WRITTEN TASK
What follows is a set of entries. Repeat them exactly, but not their pictures.

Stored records
□ □ □ □
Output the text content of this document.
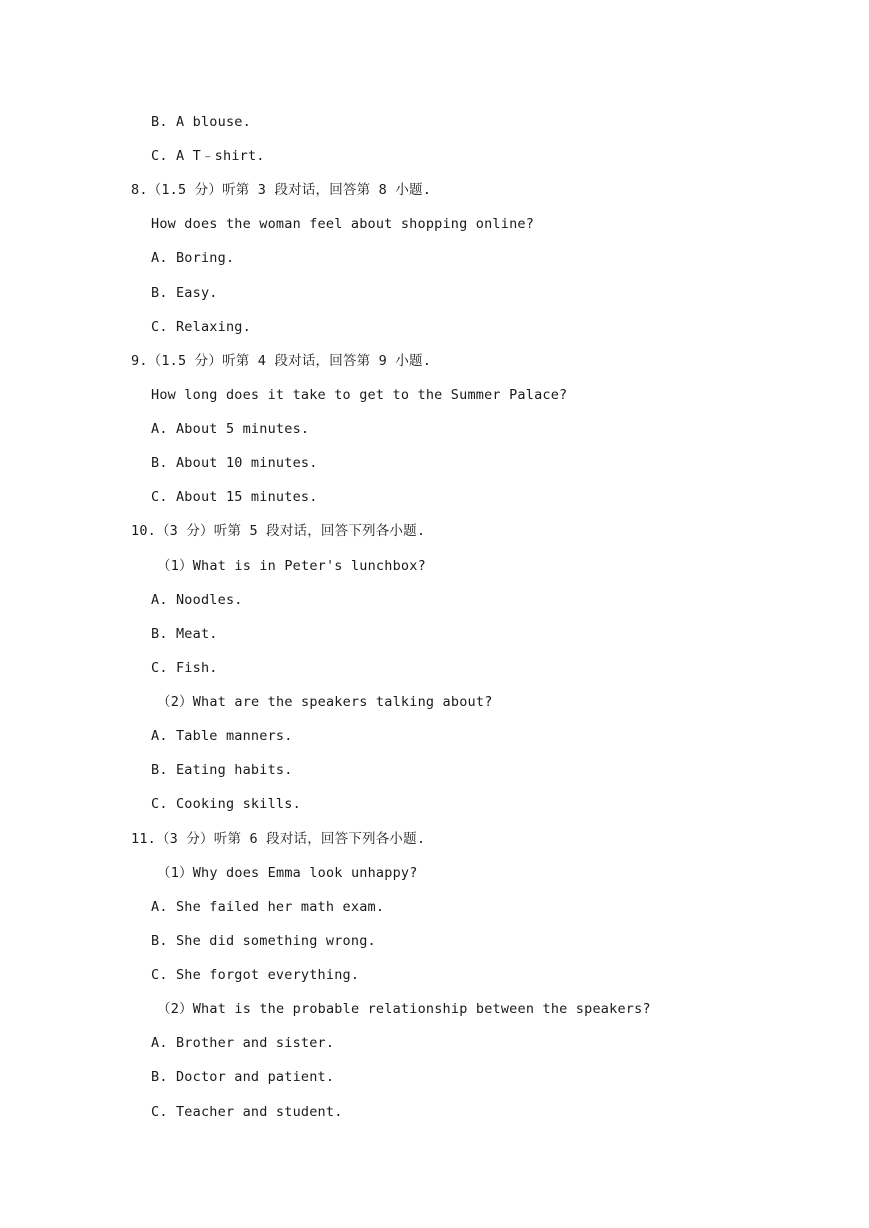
B. A blouse.
C. A T﹣shirt.
8.（1.5 分）听第 3 段对话，回答第 8 小题.
How does the woman feel about shopping online?
A. Boring.
B. Easy.
C. Relaxing.
9.（1.5 分）听第 4 段对话，回答第 9 小题.
How long does it take to get to the Summer Palace?
A. About 5 minutes.
B. About 10 minutes.
C. About 15 minutes.
10.（3 分）听第 5 段对话，回答下列各小题.
（1）What is in Peter's lunchbox?
A. Noodles.
B. Meat.
C. Fish.
（2）What are the speakers talking about?
A. Table manners.
B. Eating habits.
C. Cooking skills.
11.（3 分）听第 6 段对话，回答下列各小题.
（1）Why does Emma look unhappy?
A. She failed her math exam.
B. She did something wrong.
C. She forgot everything.
（2）What is the probable relationship between the speakers?
A. Brother and sister.
B. Doctor and patient.
C. Teacher and student.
□ □ □ □
WORKED ANSWER
Output the text content of this document.
B. A blouse.
C. A T﹣shirt.
8.（1.5 分）听第 3 段对话，回答第 8 小题.
How does the woman feel about shopping online?
A. Boring.
B. Easy.
C. Relaxing.
9.（1.5 分）听第 4 段对话，回答第 9 小题.
How long does it take to get to the Summer Palace?
A. About 5 minutes.
B. About 10 minutes.
C. About 15 minutes.
10.（3 分）听第 5 段对话，回答下列各小题.
（1）What is in Peter's lunchbox?
A. Noodles.
B. Meat.
C. Fish.
（2）What are the speakers talking about?
A. Table manners.
B. Eating habits.
C. Cooking skills.
11.（3 分）听第 6 段对话，回答下列各小题.
（1）Why does Emma look unhappy?
A. She failed her math exam.
B. She did something wrong.
C. She forgot everything.
（2）What is the probable relationship between the speakers?
A. Brother and sister.
B. Doctor and patient.
C. Teacher and student.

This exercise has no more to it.